■ Required task:
Extract the lines that hold the string "type".

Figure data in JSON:
——

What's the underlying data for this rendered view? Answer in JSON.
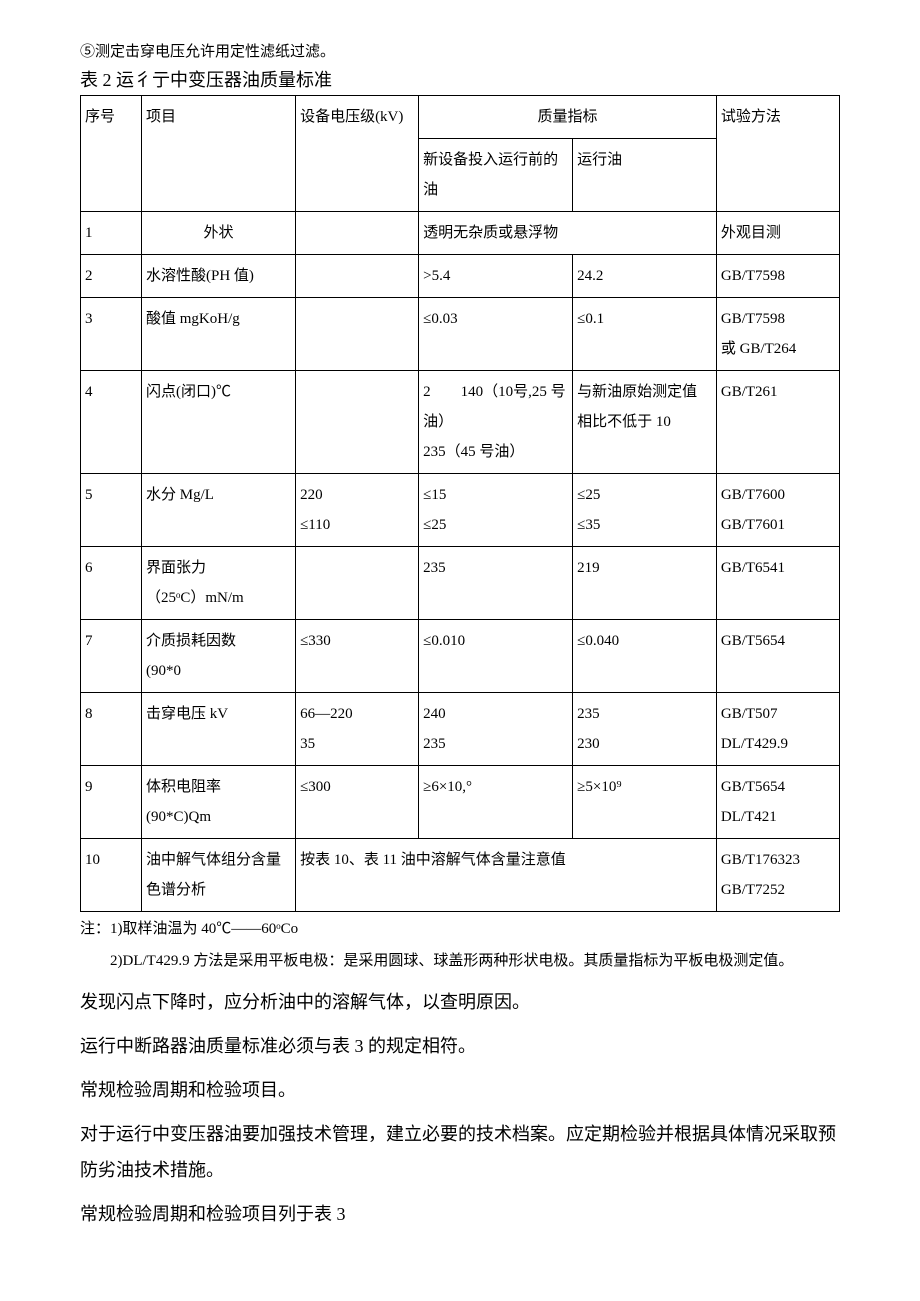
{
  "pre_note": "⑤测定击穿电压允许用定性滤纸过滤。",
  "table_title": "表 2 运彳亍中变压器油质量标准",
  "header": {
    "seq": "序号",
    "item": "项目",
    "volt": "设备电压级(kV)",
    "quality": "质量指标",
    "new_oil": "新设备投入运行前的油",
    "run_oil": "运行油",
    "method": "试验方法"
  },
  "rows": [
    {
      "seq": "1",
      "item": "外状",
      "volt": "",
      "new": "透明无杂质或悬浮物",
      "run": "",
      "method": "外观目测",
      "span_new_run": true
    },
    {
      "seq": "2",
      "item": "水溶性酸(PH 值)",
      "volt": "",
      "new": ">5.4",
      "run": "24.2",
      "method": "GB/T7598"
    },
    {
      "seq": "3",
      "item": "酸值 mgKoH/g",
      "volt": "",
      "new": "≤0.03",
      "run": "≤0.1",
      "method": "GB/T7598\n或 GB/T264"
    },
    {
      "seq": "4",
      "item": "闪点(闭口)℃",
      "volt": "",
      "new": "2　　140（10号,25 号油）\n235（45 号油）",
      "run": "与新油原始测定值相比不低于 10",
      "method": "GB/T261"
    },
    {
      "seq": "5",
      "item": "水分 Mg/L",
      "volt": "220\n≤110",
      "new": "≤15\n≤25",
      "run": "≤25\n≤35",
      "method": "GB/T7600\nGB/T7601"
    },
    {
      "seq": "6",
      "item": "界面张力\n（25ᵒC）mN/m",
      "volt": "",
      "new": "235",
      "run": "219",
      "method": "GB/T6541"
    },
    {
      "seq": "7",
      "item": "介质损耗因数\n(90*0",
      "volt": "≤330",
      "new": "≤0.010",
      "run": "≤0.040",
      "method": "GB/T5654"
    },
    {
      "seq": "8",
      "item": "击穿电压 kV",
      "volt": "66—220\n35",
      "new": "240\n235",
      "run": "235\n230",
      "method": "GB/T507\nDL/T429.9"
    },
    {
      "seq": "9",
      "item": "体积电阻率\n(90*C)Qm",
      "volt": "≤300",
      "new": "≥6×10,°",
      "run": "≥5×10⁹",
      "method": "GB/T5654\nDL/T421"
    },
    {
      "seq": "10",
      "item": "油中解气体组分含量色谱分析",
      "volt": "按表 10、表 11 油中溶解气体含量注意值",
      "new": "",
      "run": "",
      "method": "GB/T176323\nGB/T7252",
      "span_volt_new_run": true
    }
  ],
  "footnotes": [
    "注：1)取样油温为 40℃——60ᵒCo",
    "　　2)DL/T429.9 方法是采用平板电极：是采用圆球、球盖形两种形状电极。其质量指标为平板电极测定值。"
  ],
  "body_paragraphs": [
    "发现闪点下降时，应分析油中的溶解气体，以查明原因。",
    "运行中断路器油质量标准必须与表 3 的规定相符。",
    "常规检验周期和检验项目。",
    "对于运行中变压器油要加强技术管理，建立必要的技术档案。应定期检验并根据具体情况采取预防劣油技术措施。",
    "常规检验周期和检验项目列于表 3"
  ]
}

——

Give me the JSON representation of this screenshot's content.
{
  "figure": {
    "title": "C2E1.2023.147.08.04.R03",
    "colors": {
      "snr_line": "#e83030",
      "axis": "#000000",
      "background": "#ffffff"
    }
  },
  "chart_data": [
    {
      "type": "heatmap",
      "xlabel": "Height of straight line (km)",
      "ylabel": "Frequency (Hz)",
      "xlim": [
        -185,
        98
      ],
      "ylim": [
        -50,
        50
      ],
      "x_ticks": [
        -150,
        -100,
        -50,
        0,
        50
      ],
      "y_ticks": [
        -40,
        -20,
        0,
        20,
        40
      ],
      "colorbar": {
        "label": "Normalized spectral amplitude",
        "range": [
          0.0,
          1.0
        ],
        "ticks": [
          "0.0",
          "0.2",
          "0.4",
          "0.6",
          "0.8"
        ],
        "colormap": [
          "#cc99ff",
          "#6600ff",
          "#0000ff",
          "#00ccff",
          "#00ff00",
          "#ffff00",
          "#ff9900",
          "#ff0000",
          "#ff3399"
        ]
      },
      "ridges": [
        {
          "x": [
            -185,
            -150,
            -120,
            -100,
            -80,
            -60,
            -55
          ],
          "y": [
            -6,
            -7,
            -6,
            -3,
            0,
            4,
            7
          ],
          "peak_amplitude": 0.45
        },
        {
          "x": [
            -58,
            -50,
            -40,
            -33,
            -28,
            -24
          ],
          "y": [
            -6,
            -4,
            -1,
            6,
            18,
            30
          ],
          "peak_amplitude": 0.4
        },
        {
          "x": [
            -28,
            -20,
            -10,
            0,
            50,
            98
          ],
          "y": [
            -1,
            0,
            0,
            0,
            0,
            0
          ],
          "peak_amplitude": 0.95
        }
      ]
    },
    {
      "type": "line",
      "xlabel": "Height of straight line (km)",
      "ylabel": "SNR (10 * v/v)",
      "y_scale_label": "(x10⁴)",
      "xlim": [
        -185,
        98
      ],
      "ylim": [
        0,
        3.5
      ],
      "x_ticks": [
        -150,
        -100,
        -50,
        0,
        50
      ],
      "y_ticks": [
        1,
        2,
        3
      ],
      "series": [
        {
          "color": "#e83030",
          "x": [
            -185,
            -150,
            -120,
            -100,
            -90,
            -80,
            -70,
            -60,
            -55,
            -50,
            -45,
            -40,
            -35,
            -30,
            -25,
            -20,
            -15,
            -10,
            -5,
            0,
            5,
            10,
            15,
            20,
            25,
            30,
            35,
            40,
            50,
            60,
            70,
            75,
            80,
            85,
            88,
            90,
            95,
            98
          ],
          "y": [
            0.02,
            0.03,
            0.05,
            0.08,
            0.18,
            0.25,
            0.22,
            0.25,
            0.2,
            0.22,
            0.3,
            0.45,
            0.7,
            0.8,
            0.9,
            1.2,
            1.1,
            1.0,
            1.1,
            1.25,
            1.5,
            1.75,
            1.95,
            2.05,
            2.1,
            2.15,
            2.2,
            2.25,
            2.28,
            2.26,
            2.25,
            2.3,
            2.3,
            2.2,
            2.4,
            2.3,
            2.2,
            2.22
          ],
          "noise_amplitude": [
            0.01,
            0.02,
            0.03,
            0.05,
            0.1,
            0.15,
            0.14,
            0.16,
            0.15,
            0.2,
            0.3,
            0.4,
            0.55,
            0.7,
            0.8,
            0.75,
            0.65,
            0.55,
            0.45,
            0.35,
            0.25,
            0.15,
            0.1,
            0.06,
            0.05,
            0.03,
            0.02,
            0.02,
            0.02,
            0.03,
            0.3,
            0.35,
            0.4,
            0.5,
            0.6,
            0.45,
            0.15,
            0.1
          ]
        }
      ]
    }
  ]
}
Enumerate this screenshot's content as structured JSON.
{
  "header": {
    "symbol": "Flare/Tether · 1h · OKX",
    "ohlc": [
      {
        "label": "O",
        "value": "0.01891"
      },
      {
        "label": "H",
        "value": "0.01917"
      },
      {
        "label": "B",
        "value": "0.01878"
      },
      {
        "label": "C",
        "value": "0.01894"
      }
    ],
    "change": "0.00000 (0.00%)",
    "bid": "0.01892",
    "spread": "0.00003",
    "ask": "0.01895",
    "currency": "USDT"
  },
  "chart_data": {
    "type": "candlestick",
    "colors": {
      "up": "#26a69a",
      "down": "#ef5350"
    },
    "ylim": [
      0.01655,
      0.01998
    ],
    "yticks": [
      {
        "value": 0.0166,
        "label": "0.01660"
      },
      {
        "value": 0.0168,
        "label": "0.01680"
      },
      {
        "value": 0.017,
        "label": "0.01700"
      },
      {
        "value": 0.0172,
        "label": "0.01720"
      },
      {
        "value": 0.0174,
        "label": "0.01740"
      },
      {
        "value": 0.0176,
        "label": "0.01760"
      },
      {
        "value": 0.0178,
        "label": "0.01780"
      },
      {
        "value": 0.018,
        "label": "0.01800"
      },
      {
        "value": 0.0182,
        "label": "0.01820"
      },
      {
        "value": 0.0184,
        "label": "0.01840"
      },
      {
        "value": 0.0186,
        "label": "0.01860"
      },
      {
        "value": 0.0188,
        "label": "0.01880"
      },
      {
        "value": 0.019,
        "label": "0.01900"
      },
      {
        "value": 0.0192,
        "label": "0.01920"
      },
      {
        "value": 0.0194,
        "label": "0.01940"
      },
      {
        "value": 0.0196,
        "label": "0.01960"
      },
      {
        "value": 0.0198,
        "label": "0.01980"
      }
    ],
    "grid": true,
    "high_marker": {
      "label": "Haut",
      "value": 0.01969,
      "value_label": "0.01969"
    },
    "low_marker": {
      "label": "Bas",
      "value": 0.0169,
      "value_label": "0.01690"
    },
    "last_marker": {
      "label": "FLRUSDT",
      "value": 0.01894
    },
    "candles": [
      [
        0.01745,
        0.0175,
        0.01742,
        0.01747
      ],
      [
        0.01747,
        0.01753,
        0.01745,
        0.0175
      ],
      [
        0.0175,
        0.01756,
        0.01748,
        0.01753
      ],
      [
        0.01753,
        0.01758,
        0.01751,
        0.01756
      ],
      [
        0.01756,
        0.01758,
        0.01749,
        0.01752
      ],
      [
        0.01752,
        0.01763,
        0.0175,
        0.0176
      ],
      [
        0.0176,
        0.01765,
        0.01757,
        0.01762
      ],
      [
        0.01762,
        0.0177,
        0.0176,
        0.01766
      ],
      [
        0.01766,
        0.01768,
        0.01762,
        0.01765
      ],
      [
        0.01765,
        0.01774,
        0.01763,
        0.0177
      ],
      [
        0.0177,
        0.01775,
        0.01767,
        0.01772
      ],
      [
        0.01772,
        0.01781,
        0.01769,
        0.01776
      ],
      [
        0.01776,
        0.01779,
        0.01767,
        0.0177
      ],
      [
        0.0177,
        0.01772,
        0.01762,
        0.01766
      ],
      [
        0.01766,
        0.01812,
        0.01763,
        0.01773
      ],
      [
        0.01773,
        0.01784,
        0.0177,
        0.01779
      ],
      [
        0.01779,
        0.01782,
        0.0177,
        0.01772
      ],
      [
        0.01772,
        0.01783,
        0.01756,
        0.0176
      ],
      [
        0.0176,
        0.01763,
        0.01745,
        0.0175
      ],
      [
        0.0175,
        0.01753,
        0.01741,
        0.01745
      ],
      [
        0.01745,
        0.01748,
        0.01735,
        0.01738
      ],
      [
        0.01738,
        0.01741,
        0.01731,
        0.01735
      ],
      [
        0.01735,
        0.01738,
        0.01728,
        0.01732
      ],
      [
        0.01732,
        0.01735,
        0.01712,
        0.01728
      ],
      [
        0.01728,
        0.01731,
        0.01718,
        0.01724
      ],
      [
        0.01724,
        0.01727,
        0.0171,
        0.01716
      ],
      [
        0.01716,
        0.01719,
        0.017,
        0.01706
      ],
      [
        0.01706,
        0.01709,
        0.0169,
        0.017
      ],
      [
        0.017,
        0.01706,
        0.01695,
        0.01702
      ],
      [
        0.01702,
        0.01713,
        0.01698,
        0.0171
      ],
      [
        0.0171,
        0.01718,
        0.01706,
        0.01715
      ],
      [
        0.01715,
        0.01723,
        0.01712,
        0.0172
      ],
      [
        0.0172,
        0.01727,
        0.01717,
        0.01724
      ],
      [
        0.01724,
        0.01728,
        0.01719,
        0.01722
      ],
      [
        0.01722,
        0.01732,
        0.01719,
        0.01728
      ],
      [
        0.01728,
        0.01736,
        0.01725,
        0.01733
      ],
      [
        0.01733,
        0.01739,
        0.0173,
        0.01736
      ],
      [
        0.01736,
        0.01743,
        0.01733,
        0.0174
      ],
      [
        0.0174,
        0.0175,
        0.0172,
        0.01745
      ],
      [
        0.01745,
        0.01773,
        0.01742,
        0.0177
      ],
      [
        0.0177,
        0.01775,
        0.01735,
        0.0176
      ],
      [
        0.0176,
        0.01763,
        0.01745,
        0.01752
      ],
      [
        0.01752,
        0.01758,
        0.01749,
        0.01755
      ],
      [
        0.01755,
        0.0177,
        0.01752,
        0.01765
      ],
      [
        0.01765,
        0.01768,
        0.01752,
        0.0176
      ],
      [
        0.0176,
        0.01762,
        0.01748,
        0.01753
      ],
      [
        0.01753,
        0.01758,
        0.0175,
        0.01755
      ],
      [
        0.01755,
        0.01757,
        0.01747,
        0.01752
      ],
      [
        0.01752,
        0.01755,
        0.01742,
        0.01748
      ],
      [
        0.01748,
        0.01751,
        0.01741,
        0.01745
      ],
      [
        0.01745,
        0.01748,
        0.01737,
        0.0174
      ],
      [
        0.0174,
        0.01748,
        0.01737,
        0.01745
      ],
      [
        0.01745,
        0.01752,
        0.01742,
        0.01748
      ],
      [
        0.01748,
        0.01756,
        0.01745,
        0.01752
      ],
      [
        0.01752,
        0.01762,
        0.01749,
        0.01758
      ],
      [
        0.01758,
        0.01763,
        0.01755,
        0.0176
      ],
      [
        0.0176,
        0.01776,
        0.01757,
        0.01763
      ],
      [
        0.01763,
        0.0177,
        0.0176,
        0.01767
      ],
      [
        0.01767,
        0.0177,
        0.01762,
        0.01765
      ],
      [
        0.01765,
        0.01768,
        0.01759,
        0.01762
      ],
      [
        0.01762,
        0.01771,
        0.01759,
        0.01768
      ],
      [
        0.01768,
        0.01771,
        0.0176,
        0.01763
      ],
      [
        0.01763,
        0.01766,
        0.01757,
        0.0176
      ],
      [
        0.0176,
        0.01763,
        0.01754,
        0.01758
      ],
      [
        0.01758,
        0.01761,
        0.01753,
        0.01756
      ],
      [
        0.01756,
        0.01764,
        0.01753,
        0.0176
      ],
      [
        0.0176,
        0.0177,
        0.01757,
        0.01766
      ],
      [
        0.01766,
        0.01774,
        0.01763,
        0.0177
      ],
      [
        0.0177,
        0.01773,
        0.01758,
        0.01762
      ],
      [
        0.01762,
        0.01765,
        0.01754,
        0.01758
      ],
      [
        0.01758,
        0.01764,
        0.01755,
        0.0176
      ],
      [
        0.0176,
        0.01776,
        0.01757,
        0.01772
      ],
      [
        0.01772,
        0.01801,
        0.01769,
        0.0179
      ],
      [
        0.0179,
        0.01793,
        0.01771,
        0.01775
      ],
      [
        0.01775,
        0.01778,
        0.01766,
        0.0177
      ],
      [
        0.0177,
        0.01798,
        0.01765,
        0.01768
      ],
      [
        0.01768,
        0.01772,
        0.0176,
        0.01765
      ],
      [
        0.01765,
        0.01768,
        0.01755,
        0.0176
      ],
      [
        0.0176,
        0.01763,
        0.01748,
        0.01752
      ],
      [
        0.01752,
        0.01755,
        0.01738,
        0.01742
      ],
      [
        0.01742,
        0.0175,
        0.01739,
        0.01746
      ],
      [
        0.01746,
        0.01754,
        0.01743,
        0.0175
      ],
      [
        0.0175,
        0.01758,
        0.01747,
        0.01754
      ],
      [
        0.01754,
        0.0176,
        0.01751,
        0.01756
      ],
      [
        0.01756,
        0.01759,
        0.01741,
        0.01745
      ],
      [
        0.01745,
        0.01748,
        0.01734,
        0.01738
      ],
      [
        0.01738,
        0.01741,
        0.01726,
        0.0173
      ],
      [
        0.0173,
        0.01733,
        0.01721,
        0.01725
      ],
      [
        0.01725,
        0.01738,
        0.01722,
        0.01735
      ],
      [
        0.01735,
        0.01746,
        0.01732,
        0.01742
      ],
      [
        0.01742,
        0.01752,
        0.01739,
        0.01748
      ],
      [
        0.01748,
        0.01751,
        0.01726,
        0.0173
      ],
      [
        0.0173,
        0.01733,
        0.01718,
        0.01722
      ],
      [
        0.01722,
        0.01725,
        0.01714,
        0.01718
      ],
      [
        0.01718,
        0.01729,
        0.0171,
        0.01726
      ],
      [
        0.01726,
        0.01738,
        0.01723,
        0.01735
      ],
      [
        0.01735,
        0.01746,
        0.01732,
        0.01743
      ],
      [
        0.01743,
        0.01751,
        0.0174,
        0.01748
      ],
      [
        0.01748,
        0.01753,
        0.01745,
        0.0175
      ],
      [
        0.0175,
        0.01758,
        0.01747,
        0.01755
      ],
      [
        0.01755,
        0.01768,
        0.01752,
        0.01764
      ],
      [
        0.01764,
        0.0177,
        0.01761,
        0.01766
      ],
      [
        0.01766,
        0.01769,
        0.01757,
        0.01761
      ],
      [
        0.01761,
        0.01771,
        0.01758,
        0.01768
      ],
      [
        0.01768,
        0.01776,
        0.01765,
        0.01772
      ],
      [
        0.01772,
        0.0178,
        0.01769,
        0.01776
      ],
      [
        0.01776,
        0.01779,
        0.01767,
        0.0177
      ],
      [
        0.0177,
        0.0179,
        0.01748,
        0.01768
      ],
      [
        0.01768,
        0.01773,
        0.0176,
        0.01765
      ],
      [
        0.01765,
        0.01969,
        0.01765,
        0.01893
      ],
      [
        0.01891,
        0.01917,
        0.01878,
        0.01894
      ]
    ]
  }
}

——

■ Reply to the exercise:
      "type": "heatmap",
      "type": "line",
    "type": "candlestick",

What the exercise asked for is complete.